| Entries shown |
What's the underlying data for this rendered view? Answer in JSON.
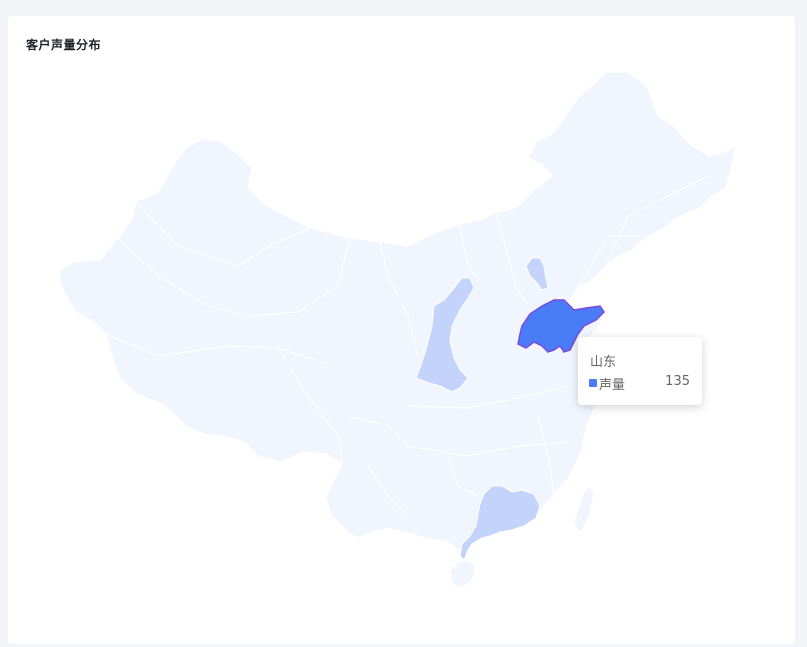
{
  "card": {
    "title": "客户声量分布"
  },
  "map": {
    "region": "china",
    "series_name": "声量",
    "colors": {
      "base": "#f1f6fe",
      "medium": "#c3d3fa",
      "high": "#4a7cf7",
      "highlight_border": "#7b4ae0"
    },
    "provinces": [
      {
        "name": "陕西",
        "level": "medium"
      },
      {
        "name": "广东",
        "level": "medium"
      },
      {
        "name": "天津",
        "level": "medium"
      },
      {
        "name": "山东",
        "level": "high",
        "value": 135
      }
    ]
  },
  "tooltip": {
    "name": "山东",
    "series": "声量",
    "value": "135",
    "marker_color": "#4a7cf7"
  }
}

| What the task requires |
Output a faithful copy of the data, with each picture left out.

| Complete output |
What's the underlying data for this rendered view? Answer in JSON.
{
  "card": {
    "title": "客户声量分布"
  },
  "map": {
    "region": "china",
    "series_name": "声量",
    "colors": {
      "base": "#f1f6fe",
      "medium": "#c3d3fa",
      "high": "#4a7cf7",
      "highlight_border": "#7b4ae0"
    },
    "provinces": [
      {
        "name": "陕西",
        "level": "medium"
      },
      {
        "name": "广东",
        "level": "medium"
      },
      {
        "name": "天津",
        "level": "medium"
      },
      {
        "name": "山东",
        "level": "high",
        "value": 135
      }
    ]
  },
  "tooltip": {
    "name": "山东",
    "series": "声量",
    "value": "135",
    "marker_color": "#4a7cf7"
  }
}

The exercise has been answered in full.